WORK TO BE COMPLETED: Print the entire listing. Each line must match the original exactly.

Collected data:
>> Start
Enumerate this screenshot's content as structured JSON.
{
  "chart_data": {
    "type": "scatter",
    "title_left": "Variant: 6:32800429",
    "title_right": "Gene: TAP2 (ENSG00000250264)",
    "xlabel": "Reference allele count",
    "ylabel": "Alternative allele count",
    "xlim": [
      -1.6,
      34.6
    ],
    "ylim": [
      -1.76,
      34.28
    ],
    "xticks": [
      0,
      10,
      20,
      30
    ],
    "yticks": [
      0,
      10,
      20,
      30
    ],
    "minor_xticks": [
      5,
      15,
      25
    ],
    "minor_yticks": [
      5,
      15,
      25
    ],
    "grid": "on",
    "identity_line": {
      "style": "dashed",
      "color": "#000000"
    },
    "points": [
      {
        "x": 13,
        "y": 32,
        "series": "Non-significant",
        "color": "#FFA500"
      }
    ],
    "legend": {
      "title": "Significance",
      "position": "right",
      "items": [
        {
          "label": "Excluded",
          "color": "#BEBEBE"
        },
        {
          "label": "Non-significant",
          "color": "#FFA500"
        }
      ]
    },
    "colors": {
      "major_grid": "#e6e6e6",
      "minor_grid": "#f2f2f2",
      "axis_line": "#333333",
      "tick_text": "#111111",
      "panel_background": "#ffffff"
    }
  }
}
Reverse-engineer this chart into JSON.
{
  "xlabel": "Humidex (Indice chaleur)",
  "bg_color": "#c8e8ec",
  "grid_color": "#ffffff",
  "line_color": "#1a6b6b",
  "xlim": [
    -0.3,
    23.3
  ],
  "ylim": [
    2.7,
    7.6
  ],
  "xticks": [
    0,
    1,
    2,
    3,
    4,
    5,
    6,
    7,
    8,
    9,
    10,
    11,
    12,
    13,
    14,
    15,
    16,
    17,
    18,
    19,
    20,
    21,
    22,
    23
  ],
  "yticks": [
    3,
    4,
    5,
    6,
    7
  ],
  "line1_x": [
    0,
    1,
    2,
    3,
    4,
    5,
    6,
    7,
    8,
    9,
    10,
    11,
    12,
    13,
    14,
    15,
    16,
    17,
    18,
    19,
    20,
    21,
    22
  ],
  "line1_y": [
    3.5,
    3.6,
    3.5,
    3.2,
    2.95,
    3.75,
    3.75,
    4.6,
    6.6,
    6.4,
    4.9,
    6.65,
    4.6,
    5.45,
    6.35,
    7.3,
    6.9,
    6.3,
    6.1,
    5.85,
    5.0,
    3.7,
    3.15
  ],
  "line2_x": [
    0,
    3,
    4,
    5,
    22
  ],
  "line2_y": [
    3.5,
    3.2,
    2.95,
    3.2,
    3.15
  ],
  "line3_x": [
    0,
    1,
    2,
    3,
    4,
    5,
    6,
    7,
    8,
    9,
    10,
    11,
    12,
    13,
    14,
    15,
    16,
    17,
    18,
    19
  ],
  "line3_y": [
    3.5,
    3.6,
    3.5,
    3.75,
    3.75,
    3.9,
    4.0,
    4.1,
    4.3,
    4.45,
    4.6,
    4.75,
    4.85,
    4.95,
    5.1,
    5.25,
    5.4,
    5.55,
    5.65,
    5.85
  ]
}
>> End
RESPONSE:
Enumerate this screenshot's content as structured JSON.
{
  "chart_data": {
    "type": "scatter",
    "title_left": "Variant: 6:32800429",
    "title_right": "Gene: TAP2 (ENSG00000250264)",
    "xlabel": "Reference allele count",
    "ylabel": "Alternative allele count",
    "xlim": [
      -1.6,
      34.6
    ],
    "ylim": [
      -1.76,
      34.28
    ],
    "xticks": [
      0,
      10,
      20,
      30
    ],
    "yticks": [
      0,
      10,
      20,
      30
    ],
    "minor_xticks": [
      5,
      15,
      25
    ],
    "minor_yticks": [
      5,
      15,
      25
    ],
    "grid": "on",
    "identity_line": {
      "style": "dashed",
      "color": "#000000"
    },
    "points": [
      {
        "x": 13,
        "y": 32,
        "series": "Non-significant",
        "color": "#FFA500"
      }
    ],
    "legend": {
      "title": "Significance",
      "position": "right",
      "items": [
        {
          "label": "Excluded",
          "color": "#BEBEBE"
        },
        {
          "label": "Non-significant",
          "color": "#FFA500"
        }
      ]
    },
    "colors": {
      "major_grid": "#e6e6e6",
      "minor_grid": "#f2f2f2",
      "axis_line": "#333333",
      "tick_text": "#111111",
      "panel_background": "#ffffff"
    }
  }
}
Reverse-engineer this chart into JSON.
{
  "xlabel": "Humidex (Indice chaleur)",
  "bg_color": "#c8e8ec",
  "grid_color": "#ffffff",
  "line_color": "#1a6b6b",
  "xlim": [
    -0.3,
    23.3
  ],
  "ylim": [
    2.7,
    7.6
  ],
  "xticks": [
    0,
    1,
    2,
    3,
    4,
    5,
    6,
    7,
    8,
    9,
    10,
    11,
    12,
    13,
    14,
    15,
    16,
    17,
    18,
    19,
    20,
    21,
    22,
    23
  ],
  "yticks": [
    3,
    4,
    5,
    6,
    7
  ],
  "line1_x": [
    0,
    1,
    2,
    3,
    4,
    5,
    6,
    7,
    8,
    9,
    10,
    11,
    12,
    13,
    14,
    15,
    16,
    17,
    18,
    19,
    20,
    21,
    22
  ],
  "line1_y": [
    3.5,
    3.6,
    3.5,
    3.2,
    2.95,
    3.75,
    3.75,
    4.6,
    6.6,
    6.4,
    4.9,
    6.65,
    4.6,
    5.45,
    6.35,
    7.3,
    6.9,
    6.3,
    6.1,
    5.85,
    5.0,
    3.7,
    3.15
  ],
  "line2_x": [
    0,
    3,
    4,
    5,
    22
  ],
  "line2_y": [
    3.5,
    3.2,
    2.95,
    3.2,
    3.15
  ],
  "line3_x": [
    0,
    1,
    2,
    3,
    4,
    5,
    6,
    7,
    8,
    9,
    10,
    11,
    12,
    13,
    14,
    15,
    16,
    17,
    18,
    19
  ],
  "line3_y": [
    3.5,
    3.6,
    3.5,
    3.75,
    3.75,
    3.9,
    4.0,
    4.1,
    4.3,
    4.45,
    4.6,
    4.75,
    4.85,
    4.95,
    5.1,
    5.25,
    5.4,
    5.55,
    5.65,
    5.85
  ]
}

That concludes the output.